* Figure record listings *
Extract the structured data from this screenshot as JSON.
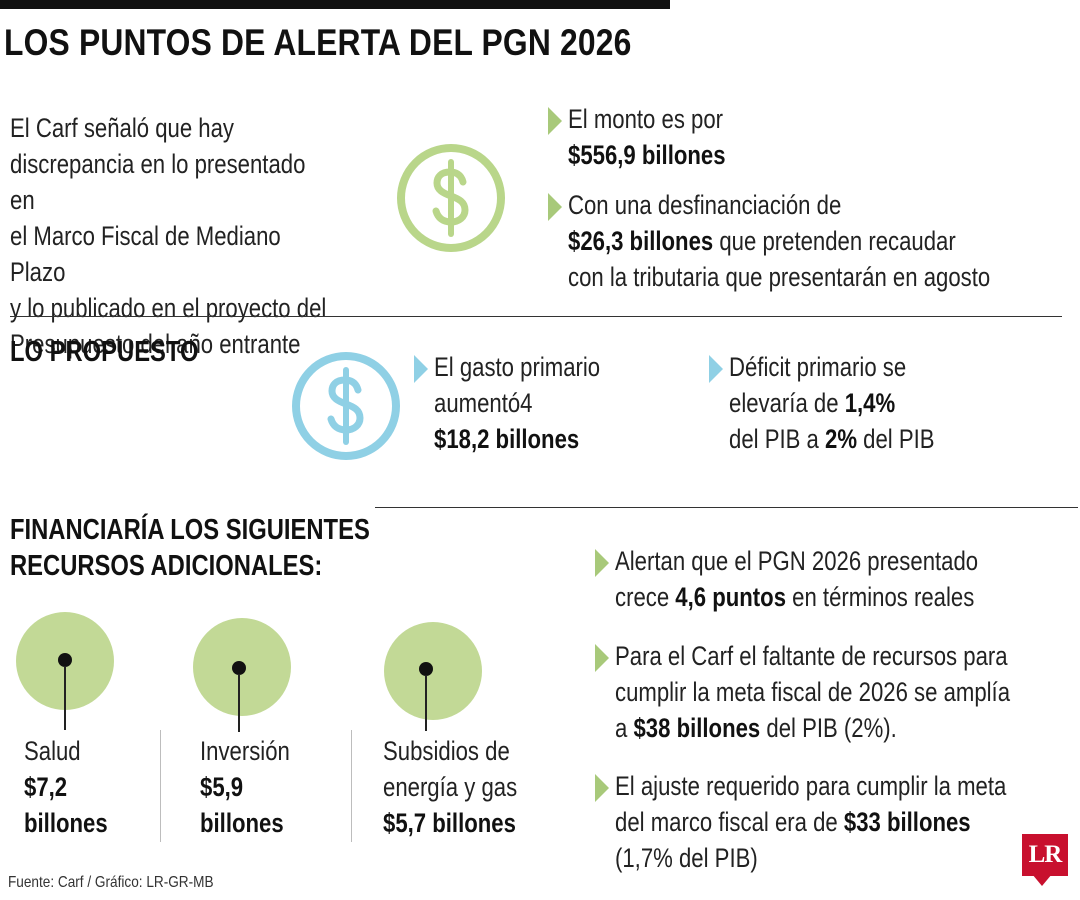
{
  "title": "LOS PUNTOS DE ALERTA DEL PGN 2026",
  "intro": {
    "lines": [
      "El Carf señaló que hay",
      "discrepancia en lo presentado en",
      "el Marco Fiscal de Mediano Plazo",
      "y lo publicado en el proyecto del",
      "Presupuesto del año entrante"
    ]
  },
  "top_bullets": [
    {
      "pre": "El monto es por",
      "bold": "$556,9 billones",
      "post": ""
    },
    {
      "pre": "Con una desfinanciación de",
      "bold": "$26,3 billones",
      "post_inline": " que pretenden recaudar",
      "post": "con la tributaria que presentarán en agosto"
    }
  ],
  "propuesto": {
    "heading": "LO PROPUESTO",
    "gasto": {
      "line1": "El gasto primario",
      "line2": "aumentó4",
      "bold": "$18,2 billones"
    },
    "deficit": {
      "line1": "Déficit primario se",
      "line2_pre": "elevaría de ",
      "line2_bold": "1,4%",
      "line3_pre": "del PIB a ",
      "line3_bold": "2%",
      "line3_post": " del PIB"
    }
  },
  "financiaria": {
    "heading_line1": "FINANCIARÍA LOS SIGUIENTES",
    "heading_line2": "RECURSOS ADICIONALES:",
    "items": [
      {
        "label": "Salud",
        "value1": "$7,2",
        "value2": "billones"
      },
      {
        "label": "Inversión",
        "value1": "$5,9",
        "value2": "billones"
      },
      {
        "label1": "Subsidios de",
        "label2": "energía y gas",
        "value": "$5,7 billones"
      }
    ]
  },
  "alerts": [
    {
      "l1": "Alertan que el PGN 2026 presentado",
      "l2_pre": "crece ",
      "l2_bold": "4,6 puntos",
      "l2_post": " en términos reales"
    },
    {
      "l1": "Para el Carf el faltante de recursos para",
      "l2": "cumplir la meta fiscal de 2026 se amplía",
      "l3_pre": "a ",
      "l3_bold": "$38 billones",
      "l3_post": " del PIB (2%)."
    },
    {
      "l1": "El ajuste requerido para cumplir la meta",
      "l2_pre": "del marco fiscal era de ",
      "l2_bold": "$33 billones",
      "l3": "(1,7% del PIB)"
    }
  ],
  "source": "Fuente: Carf / Gráfico: LR-GR-MB",
  "logo": "LR",
  "colors": {
    "green": "#c2d996",
    "green_icon": "#b9d68a",
    "blue_icon": "#8fd0e5",
    "logo_red": "#c8102e"
  },
  "icons": {
    "coin_green": "dollar-coin-icon",
    "coin_blue": "dollar-coin-icon",
    "bullet": "triangle-right-icon"
  }
}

* Aim of the exercise *
Produce an exact copy of each line of data, skipping embedded images.

* Result of this exercise *
Extract the structured data from this screenshot as JSON.
{
  "title": "LOS PUNTOS DE ALERTA DEL PGN 2026",
  "intro": {
    "lines": [
      "El Carf señaló que hay",
      "discrepancia en lo presentado en",
      "el Marco Fiscal de Mediano Plazo",
      "y lo publicado en el proyecto del",
      "Presupuesto del año entrante"
    ]
  },
  "top_bullets": [
    {
      "pre": "El monto es por",
      "bold": "$556,9 billones",
      "post": ""
    },
    {
      "pre": "Con una desfinanciación de",
      "bold": "$26,3 billones",
      "post_inline": " que pretenden recaudar",
      "post": "con la tributaria que presentarán en agosto"
    }
  ],
  "propuesto": {
    "heading": "LO PROPUESTO",
    "gasto": {
      "line1": "El gasto primario",
      "line2": "aumentó4",
      "bold": "$18,2 billones"
    },
    "deficit": {
      "line1": "Déficit primario se",
      "line2_pre": "elevaría de ",
      "line2_bold": "1,4%",
      "line3_pre": "del PIB a ",
      "line3_bold": "2%",
      "line3_post": " del PIB"
    }
  },
  "financiaria": {
    "heading_line1": "FINANCIARÍA LOS SIGUIENTES",
    "heading_line2": "RECURSOS ADICIONALES:",
    "items": [
      {
        "label": "Salud",
        "value1": "$7,2",
        "value2": "billones"
      },
      {
        "label": "Inversión",
        "value1": "$5,9",
        "value2": "billones"
      },
      {
        "label1": "Subsidios de",
        "label2": "energía y gas",
        "value": "$5,7 billones"
      }
    ]
  },
  "alerts": [
    {
      "l1": "Alertan que el PGN 2026 presentado",
      "l2_pre": "crece ",
      "l2_bold": "4,6 puntos",
      "l2_post": " en términos reales"
    },
    {
      "l1": "Para el Carf el faltante de recursos para",
      "l2": "cumplir la meta fiscal de 2026 se amplía",
      "l3_pre": "a ",
      "l3_bold": "$38 billones",
      "l3_post": " del PIB (2%)."
    },
    {
      "l1": "El ajuste requerido para cumplir la meta",
      "l2_pre": "del marco fiscal era de ",
      "l2_bold": "$33 billones",
      "l3": "(1,7% del PIB)"
    }
  ],
  "source": "Fuente: Carf / Gráfico: LR-GR-MB",
  "logo": "LR",
  "colors": {
    "green": "#c2d996",
    "green_icon": "#b9d68a",
    "blue_icon": "#8fd0e5",
    "logo_red": "#c8102e"
  },
  "icons": {
    "coin_green": "dollar-coin-icon",
    "coin_blue": "dollar-coin-icon",
    "bullet": "triangle-right-icon"
  }
}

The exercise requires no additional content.